Task statement: Write out the listing below without alteration, omitting its pictures.

....

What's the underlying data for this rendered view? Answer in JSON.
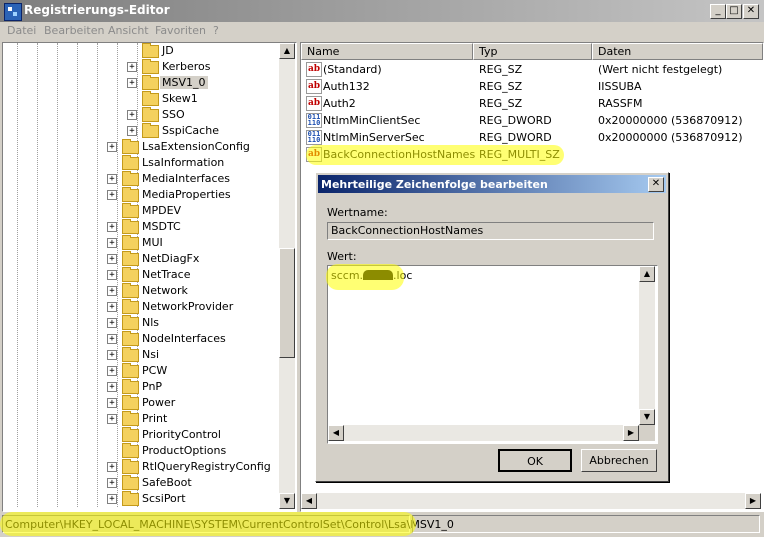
{
  "window": {
    "title": "Registrierungs-Editor",
    "minimize": "_",
    "maximize": "□",
    "close": "✕"
  },
  "menu": [
    "Datei",
    "Bearbeiten",
    "Ansicht",
    "Favoriten",
    "?"
  ],
  "tree": {
    "items": [
      {
        "label": "JD",
        "level": 2,
        "expander": ""
      },
      {
        "label": "Kerberos",
        "level": 2,
        "expander": "+"
      },
      {
        "label": "MSV1_0",
        "level": 2,
        "expander": "+",
        "selected": true
      },
      {
        "label": "Skew1",
        "level": 2,
        "expander": ""
      },
      {
        "label": "SSO",
        "level": 2,
        "expander": "+"
      },
      {
        "label": "SspiCache",
        "level": 2,
        "expander": "+"
      },
      {
        "label": "LsaExtensionConfig",
        "level": 1,
        "expander": "+"
      },
      {
        "label": "LsaInformation",
        "level": 1,
        "expander": ""
      },
      {
        "label": "MediaInterfaces",
        "level": 1,
        "expander": "+"
      },
      {
        "label": "MediaProperties",
        "level": 1,
        "expander": "+"
      },
      {
        "label": "MPDEV",
        "level": 1,
        "expander": ""
      },
      {
        "label": "MSDTC",
        "level": 1,
        "expander": "+"
      },
      {
        "label": "MUI",
        "level": 1,
        "expander": "+"
      },
      {
        "label": "NetDiagFx",
        "level": 1,
        "expander": "+"
      },
      {
        "label": "NetTrace",
        "level": 1,
        "expander": "+"
      },
      {
        "label": "Network",
        "level": 1,
        "expander": "+"
      },
      {
        "label": "NetworkProvider",
        "level": 1,
        "expander": "+"
      },
      {
        "label": "Nls",
        "level": 1,
        "expander": "+"
      },
      {
        "label": "NodeInterfaces",
        "level": 1,
        "expander": "+"
      },
      {
        "label": "Nsi",
        "level": 1,
        "expander": "+"
      },
      {
        "label": "PCW",
        "level": 1,
        "expander": "+"
      },
      {
        "label": "PnP",
        "level": 1,
        "expander": "+"
      },
      {
        "label": "Power",
        "level": 1,
        "expander": "+"
      },
      {
        "label": "Print",
        "level": 1,
        "expander": "+"
      },
      {
        "label": "PriorityControl",
        "level": 1,
        "expander": ""
      },
      {
        "label": "ProductOptions",
        "level": 1,
        "expander": ""
      },
      {
        "label": "RtlQueryRegistryConfig",
        "level": 1,
        "expander": "+"
      },
      {
        "label": "SafeBoot",
        "level": 1,
        "expander": "+"
      },
      {
        "label": "ScsiPort",
        "level": 1,
        "expander": "+"
      }
    ]
  },
  "list": {
    "columns": [
      "Name",
      "Typ",
      "Daten"
    ],
    "rows": [
      {
        "name": "(Standard)",
        "type": "REG_SZ",
        "data": "(Wert nicht festgelegt)",
        "icon": "string-value-icon"
      },
      {
        "name": "Auth132",
        "type": "REG_SZ",
        "data": "IISSUBA",
        "icon": "string-value-icon"
      },
      {
        "name": "Auth2",
        "type": "REG_SZ",
        "data": "RASSFM",
        "icon": "string-value-icon"
      },
      {
        "name": "NtlmMinClientSec",
        "type": "REG_DWORD",
        "data": "0x20000000 (536870912)",
        "icon": "binary-value-icon"
      },
      {
        "name": "NtlmMinServerSec",
        "type": "REG_DWORD",
        "data": "0x20000000 (536870912)",
        "icon": "binary-value-icon"
      },
      {
        "name": "BackConnectionHostNames",
        "type": "REG_MULTI_SZ",
        "data": "",
        "icon": "string-value-icon"
      }
    ]
  },
  "dialog": {
    "title": "Mehrteilige Zeichenfolge bearbeiten",
    "close": "✕",
    "name_label": "Wertname:",
    "name_value": "BackConnectionHostNames",
    "value_label": "Wert:",
    "value_text_before": "sccm.",
    "value_text_after": ".loc",
    "ok": "OK",
    "cancel": "Abbrechen"
  },
  "status": {
    "path": "Computer\\HKEY_LOCAL_MACHINE\\SYSTEM\\CurrentControlSet\\Control\\Lsa\\MSV1_0"
  },
  "colors": {
    "highlight": "#ffff00",
    "dialog_title": "#0a246a",
    "selection": "#d4d0c8"
  }
}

....

Solved problem:
What's the underlying data for this rendered view? Answer in JSON.
{
  "window": {
    "title": "Registrierungs-Editor",
    "minimize": "_",
    "maximize": "□",
    "close": "✕"
  },
  "menu": [
    "Datei",
    "Bearbeiten",
    "Ansicht",
    "Favoriten",
    "?"
  ],
  "tree": {
    "items": [
      {
        "label": "JD",
        "level": 2,
        "expander": ""
      },
      {
        "label": "Kerberos",
        "level": 2,
        "expander": "+"
      },
      {
        "label": "MSV1_0",
        "level": 2,
        "expander": "+",
        "selected": true
      },
      {
        "label": "Skew1",
        "level": 2,
        "expander": ""
      },
      {
        "label": "SSO",
        "level": 2,
        "expander": "+"
      },
      {
        "label": "SspiCache",
        "level": 2,
        "expander": "+"
      },
      {
        "label": "LsaExtensionConfig",
        "level": 1,
        "expander": "+"
      },
      {
        "label": "LsaInformation",
        "level": 1,
        "expander": ""
      },
      {
        "label": "MediaInterfaces",
        "level": 1,
        "expander": "+"
      },
      {
        "label": "MediaProperties",
        "level": 1,
        "expander": "+"
      },
      {
        "label": "MPDEV",
        "level": 1,
        "expander": ""
      },
      {
        "label": "MSDTC",
        "level": 1,
        "expander": "+"
      },
      {
        "label": "MUI",
        "level": 1,
        "expander": "+"
      },
      {
        "label": "NetDiagFx",
        "level": 1,
        "expander": "+"
      },
      {
        "label": "NetTrace",
        "level": 1,
        "expander": "+"
      },
      {
        "label": "Network",
        "level": 1,
        "expander": "+"
      },
      {
        "label": "NetworkProvider",
        "level": 1,
        "expander": "+"
      },
      {
        "label": "Nls",
        "level": 1,
        "expander": "+"
      },
      {
        "label": "NodeInterfaces",
        "level": 1,
        "expander": "+"
      },
      {
        "label": "Nsi",
        "level": 1,
        "expander": "+"
      },
      {
        "label": "PCW",
        "level": 1,
        "expander": "+"
      },
      {
        "label": "PnP",
        "level": 1,
        "expander": "+"
      },
      {
        "label": "Power",
        "level": 1,
        "expander": "+"
      },
      {
        "label": "Print",
        "level": 1,
        "expander": "+"
      },
      {
        "label": "PriorityControl",
        "level": 1,
        "expander": ""
      },
      {
        "label": "ProductOptions",
        "level": 1,
        "expander": ""
      },
      {
        "label": "RtlQueryRegistryConfig",
        "level": 1,
        "expander": "+"
      },
      {
        "label": "SafeBoot",
        "level": 1,
        "expander": "+"
      },
      {
        "label": "ScsiPort",
        "level": 1,
        "expander": "+"
      }
    ]
  },
  "list": {
    "columns": [
      "Name",
      "Typ",
      "Daten"
    ],
    "rows": [
      {
        "name": "(Standard)",
        "type": "REG_SZ",
        "data": "(Wert nicht festgelegt)",
        "icon": "string-value-icon"
      },
      {
        "name": "Auth132",
        "type": "REG_SZ",
        "data": "IISSUBA",
        "icon": "string-value-icon"
      },
      {
        "name": "Auth2",
        "type": "REG_SZ",
        "data": "RASSFM",
        "icon": "string-value-icon"
      },
      {
        "name": "NtlmMinClientSec",
        "type": "REG_DWORD",
        "data": "0x20000000 (536870912)",
        "icon": "binary-value-icon"
      },
      {
        "name": "NtlmMinServerSec",
        "type": "REG_DWORD",
        "data": "0x20000000 (536870912)",
        "icon": "binary-value-icon"
      },
      {
        "name": "BackConnectionHostNames",
        "type": "REG_MULTI_SZ",
        "data": "",
        "icon": "string-value-icon"
      }
    ]
  },
  "dialog": {
    "title": "Mehrteilige Zeichenfolge bearbeiten",
    "close": "✕",
    "name_label": "Wertname:",
    "name_value": "BackConnectionHostNames",
    "value_label": "Wert:",
    "value_text_before": "sccm.",
    "value_text_after": ".loc",
    "ok": "OK",
    "cancel": "Abbrechen"
  },
  "status": {
    "path": "Computer\\HKEY_LOCAL_MACHINE\\SYSTEM\\CurrentControlSet\\Control\\Lsa\\MSV1_0"
  },
  "colors": {
    "highlight": "#ffff00",
    "dialog_title": "#0a246a",
    "selection": "#d4d0c8"
  }
}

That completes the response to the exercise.